Written problem =>
Determine the number of lines holding the word "einen"; answer with that number only.
* * * * *
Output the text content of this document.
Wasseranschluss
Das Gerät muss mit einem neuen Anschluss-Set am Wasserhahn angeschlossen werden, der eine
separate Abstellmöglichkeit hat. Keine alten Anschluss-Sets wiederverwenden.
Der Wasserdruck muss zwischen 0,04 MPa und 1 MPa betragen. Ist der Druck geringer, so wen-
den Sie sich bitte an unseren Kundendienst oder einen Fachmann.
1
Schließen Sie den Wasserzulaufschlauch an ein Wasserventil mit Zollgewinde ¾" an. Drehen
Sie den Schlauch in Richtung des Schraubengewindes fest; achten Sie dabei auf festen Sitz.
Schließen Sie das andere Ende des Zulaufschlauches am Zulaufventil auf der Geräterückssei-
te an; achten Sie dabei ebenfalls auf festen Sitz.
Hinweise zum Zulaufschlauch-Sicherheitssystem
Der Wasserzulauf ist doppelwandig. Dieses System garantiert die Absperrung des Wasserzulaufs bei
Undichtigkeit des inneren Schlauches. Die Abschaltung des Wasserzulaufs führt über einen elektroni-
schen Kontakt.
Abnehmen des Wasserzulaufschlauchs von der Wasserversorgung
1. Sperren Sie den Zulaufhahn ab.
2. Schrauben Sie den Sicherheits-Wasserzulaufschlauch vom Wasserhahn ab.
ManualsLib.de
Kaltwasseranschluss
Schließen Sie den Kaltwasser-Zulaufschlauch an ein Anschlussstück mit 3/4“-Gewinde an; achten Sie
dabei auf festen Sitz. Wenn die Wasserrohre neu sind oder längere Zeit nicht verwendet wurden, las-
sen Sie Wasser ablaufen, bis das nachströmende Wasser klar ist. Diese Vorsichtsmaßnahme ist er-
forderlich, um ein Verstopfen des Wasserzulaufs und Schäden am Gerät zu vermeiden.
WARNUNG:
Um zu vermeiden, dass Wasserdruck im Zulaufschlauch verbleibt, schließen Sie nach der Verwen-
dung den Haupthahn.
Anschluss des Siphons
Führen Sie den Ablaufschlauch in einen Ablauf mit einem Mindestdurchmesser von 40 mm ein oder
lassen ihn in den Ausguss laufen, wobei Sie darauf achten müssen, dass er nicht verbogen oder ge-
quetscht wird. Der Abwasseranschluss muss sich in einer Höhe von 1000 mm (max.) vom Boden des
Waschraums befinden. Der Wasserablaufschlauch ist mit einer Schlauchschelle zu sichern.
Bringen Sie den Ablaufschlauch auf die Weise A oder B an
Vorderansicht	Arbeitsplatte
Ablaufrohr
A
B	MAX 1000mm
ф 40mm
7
* * * * *
Expected output =>
3